## SUMBER
* * * *

Candi Teluk I dan II terancam bernasib sama dengan pabrik ini. Terisolir dari masyarakat sudah membuat namanya tak akan terdengar sesering candi-candi di Muarajambi. Biarlah sapi dan kambing yang menjadi penjaga candi-candi itu. Setidaknya mereka tak akan memakan bata-bata candi walaupun tak ada rumput lagi di sekitar mereka.


Inu,
Jambi, Minggu, 17 Mei 2009

Comments

Andrew said…
hi Inu, saya Andrew dari Jakarta. latar blog ini di Jambi ya? daerah mana? itu pabrik siapa?
KWA Wardani said…
Hallo Mas Andrew...
Latar cerita di edisi "Arkeologi Industri: Impian Museum Pabrik Triplek" ini memang di Jambi, tepatnya masuk ke Kabupaten Muarajambi.

Ini pabrik milik PT Gaya Wahana Timber miliknya Akeng -seorang Cina kaya di Jambi yang memang menjalankan bisnis pengolahan kayu-. Kita si lebih kenalnya Akeng, ga tauk nama aslinya siapa. hehehe.

* * * *

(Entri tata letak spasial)
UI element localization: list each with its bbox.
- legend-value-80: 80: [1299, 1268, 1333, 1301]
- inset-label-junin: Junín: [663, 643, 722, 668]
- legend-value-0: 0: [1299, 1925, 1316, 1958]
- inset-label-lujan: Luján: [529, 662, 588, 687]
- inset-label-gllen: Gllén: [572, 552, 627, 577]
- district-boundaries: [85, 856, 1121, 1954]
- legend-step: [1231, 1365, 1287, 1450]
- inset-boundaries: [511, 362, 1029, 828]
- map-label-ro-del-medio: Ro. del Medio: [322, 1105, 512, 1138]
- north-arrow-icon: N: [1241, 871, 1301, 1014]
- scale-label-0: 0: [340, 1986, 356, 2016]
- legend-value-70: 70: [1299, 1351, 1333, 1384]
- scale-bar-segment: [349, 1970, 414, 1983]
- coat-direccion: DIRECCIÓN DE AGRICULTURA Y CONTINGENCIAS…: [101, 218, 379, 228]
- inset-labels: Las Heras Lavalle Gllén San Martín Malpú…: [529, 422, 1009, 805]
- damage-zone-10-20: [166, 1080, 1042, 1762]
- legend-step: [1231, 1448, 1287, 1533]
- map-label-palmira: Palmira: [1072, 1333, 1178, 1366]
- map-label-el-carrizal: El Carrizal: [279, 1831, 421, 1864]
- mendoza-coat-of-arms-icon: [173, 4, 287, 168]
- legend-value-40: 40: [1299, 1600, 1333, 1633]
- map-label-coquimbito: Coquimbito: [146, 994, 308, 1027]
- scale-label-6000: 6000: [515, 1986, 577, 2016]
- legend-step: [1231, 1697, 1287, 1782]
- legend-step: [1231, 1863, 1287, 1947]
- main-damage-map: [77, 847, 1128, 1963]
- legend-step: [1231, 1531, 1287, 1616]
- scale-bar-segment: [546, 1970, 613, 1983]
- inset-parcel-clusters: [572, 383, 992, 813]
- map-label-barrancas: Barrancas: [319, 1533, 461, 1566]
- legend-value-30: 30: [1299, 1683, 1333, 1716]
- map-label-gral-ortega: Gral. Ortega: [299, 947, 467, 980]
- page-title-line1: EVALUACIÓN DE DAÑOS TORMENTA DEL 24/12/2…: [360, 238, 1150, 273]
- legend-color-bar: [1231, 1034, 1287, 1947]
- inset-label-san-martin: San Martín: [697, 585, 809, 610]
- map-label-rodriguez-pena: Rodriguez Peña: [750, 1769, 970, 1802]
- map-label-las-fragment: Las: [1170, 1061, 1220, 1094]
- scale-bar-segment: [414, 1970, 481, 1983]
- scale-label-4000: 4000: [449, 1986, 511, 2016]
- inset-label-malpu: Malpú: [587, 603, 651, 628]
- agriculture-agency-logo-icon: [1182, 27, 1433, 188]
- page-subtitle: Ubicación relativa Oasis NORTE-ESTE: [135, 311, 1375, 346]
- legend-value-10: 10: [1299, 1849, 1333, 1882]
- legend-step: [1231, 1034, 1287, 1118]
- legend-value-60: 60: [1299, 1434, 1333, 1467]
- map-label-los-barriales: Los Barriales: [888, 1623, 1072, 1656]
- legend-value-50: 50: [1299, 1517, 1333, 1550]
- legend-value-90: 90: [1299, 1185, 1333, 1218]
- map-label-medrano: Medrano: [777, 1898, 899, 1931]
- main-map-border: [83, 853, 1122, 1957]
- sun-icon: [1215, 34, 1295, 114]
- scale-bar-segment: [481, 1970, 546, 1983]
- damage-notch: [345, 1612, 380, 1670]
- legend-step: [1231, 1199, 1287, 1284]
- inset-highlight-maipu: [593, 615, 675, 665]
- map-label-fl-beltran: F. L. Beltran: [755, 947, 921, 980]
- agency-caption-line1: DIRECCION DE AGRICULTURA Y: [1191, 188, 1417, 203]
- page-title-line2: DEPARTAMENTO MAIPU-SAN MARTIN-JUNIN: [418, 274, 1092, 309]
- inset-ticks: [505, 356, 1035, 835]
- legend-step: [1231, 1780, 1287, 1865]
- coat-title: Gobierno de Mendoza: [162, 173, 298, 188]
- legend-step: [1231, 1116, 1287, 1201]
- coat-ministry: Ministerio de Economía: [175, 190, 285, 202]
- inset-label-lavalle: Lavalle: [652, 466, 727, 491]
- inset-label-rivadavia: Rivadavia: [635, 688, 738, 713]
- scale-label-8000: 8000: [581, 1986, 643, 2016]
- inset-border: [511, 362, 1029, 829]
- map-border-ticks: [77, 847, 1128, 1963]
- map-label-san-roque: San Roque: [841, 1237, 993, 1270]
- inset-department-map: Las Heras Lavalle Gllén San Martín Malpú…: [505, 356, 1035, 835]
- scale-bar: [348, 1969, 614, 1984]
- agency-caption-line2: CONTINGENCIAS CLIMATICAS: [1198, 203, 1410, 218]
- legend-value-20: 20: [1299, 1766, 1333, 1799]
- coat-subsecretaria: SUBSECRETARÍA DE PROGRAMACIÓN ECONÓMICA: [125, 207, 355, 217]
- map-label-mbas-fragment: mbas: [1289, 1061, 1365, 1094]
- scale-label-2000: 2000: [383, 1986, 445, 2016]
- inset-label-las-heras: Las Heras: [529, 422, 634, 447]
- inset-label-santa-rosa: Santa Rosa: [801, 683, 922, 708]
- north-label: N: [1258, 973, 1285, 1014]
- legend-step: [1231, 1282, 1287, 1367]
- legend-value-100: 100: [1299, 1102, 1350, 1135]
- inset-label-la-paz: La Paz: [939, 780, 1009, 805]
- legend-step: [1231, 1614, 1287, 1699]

* * * *

## PETUNJUK TUGAS
Menurut tulisan tentang Candi Teluk, pabrik itu milik perusahaan apa?

## JAWABAN
PT Gaya Wahana Timber.